Stored data:
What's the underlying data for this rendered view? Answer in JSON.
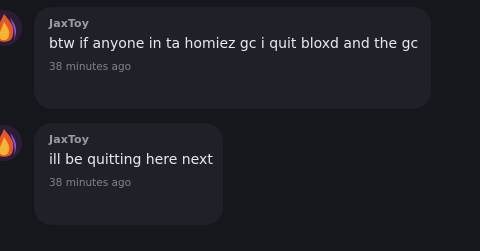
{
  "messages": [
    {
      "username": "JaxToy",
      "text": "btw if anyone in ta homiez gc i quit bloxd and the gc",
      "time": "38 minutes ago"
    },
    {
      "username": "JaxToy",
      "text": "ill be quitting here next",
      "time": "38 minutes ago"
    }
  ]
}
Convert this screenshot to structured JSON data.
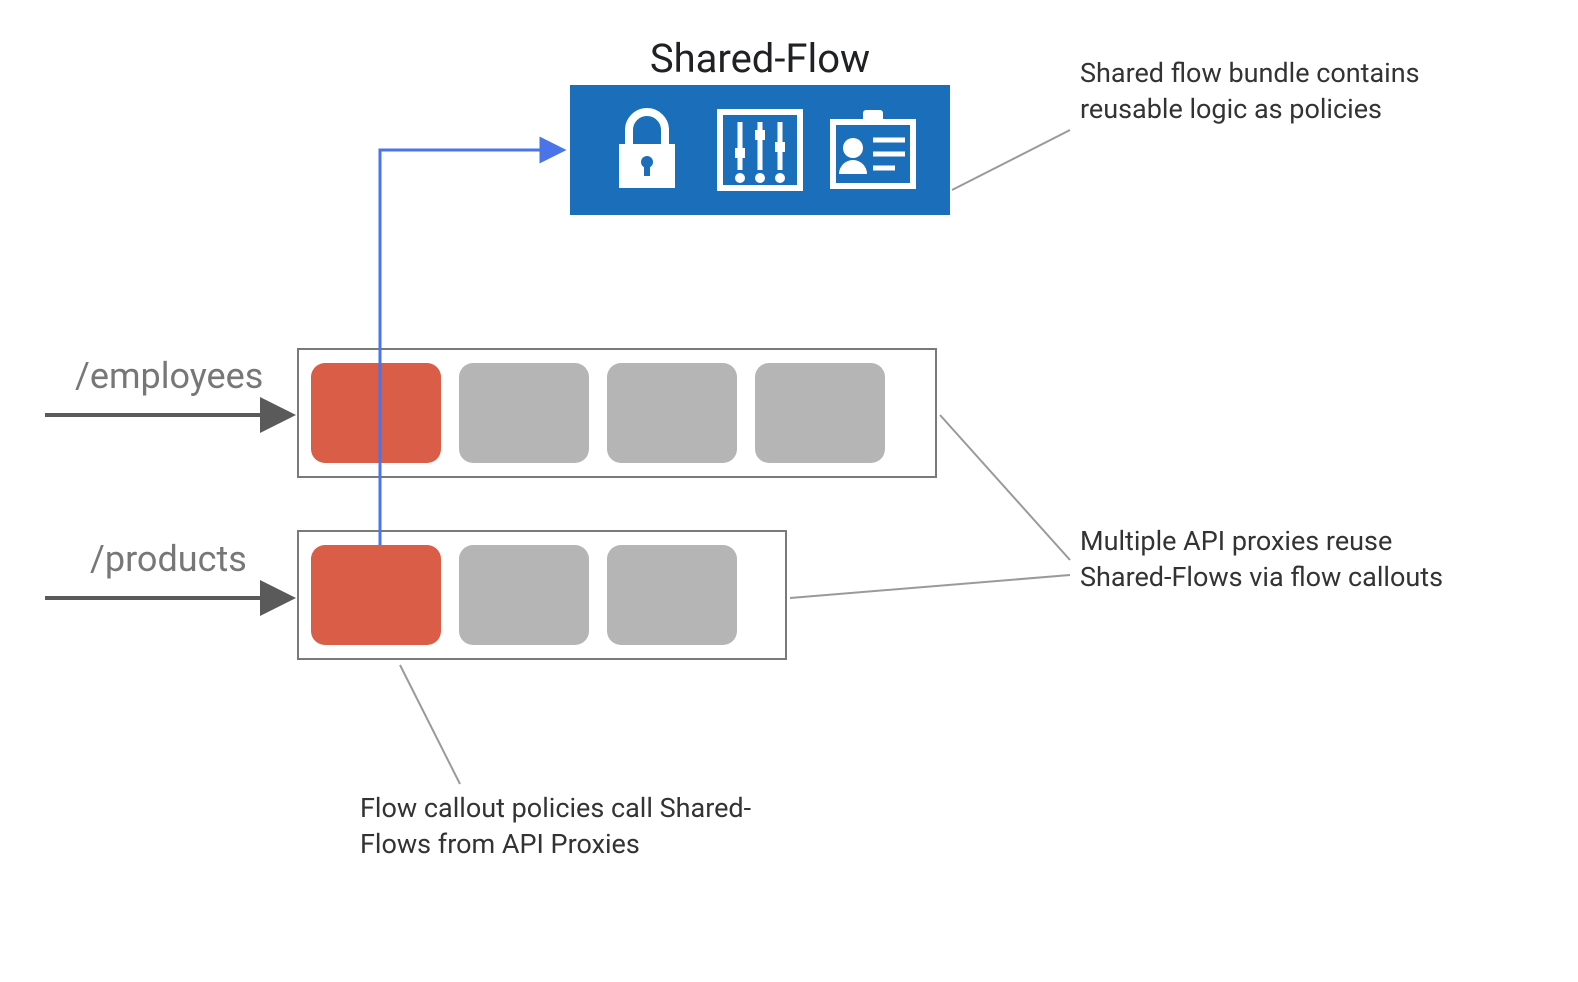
==
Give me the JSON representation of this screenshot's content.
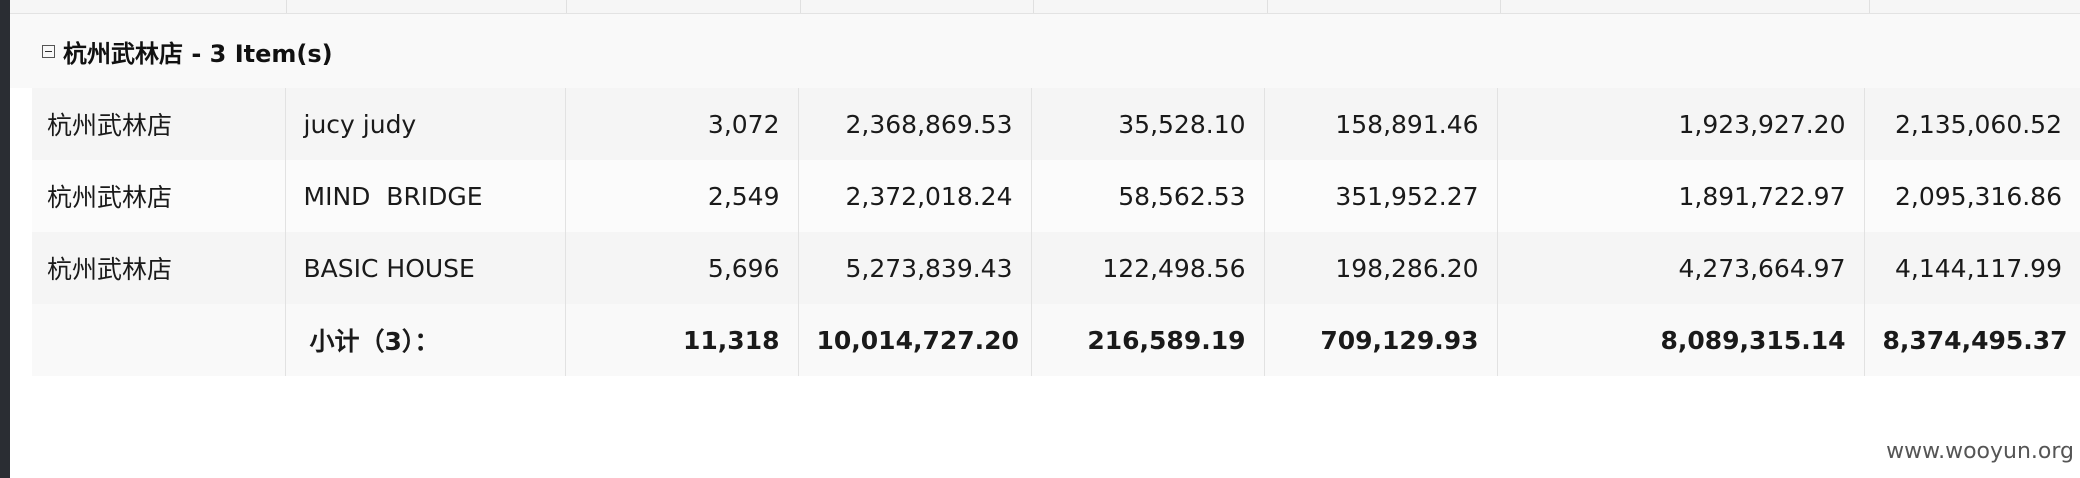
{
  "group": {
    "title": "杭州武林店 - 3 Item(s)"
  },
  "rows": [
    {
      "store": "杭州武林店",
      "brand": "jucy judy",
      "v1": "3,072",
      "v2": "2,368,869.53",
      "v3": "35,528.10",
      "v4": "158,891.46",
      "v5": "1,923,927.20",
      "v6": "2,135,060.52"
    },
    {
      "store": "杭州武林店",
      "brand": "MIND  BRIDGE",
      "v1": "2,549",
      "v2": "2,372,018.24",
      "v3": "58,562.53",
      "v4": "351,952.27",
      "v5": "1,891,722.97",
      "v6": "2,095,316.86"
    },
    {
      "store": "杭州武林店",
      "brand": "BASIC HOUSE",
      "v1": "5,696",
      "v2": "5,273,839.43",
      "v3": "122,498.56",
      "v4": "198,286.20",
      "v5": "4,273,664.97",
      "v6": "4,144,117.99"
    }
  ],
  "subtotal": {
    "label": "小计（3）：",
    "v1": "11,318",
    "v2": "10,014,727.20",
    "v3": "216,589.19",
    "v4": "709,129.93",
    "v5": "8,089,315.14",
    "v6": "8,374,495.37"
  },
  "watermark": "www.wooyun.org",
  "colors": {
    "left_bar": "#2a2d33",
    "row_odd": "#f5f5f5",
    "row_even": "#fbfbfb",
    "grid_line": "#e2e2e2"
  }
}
* * *
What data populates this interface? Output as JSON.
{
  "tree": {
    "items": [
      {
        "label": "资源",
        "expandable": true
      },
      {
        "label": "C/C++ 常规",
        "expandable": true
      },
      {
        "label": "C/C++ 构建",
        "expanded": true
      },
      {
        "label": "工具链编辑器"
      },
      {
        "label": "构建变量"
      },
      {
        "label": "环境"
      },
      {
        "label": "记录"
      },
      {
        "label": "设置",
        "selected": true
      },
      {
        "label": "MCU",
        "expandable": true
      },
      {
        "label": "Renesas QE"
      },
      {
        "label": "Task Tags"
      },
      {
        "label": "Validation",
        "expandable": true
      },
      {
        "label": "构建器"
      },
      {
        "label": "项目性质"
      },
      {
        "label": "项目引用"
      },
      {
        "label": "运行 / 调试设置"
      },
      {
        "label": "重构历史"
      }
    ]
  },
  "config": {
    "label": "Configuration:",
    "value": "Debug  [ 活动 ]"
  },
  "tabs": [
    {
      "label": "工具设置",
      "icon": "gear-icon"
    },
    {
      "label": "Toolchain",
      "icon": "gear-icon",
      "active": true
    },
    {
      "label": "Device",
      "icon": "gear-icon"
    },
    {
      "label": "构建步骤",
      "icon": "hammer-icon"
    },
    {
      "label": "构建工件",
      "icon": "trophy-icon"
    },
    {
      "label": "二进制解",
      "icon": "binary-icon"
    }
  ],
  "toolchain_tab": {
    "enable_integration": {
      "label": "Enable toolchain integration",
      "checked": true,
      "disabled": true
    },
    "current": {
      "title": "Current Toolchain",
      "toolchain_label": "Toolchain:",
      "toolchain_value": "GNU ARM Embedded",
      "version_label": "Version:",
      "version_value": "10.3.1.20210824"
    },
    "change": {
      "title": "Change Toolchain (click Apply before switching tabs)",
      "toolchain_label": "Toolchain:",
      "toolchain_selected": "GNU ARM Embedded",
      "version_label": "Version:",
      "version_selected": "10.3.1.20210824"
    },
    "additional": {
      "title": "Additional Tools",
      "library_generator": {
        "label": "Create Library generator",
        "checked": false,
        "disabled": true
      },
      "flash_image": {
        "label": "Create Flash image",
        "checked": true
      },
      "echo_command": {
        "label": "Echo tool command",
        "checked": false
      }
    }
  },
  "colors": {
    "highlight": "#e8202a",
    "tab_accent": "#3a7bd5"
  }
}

▶ SHORT PROBLEM:
Copy nothing but the lines above from the one with "What's the underlying" to the one with "Convert this screenshot", inclusive, word for word. Leave every picture out.

▶ RESPONSE TO THIS EXERCISE:
What's the underlying data for this rendered view? Answer in JSON.
{
  "messages": [
    {
      "username": "JaxToy",
      "text": "btw if anyone in ta homiez gc i quit bloxd and the gc",
      "time": "38 minutes ago"
    },
    {
      "username": "JaxToy",
      "text": "ill be quitting here next",
      "time": "38 minutes ago"
    }
  ]
}
Convert this screenshot to structured JSON data.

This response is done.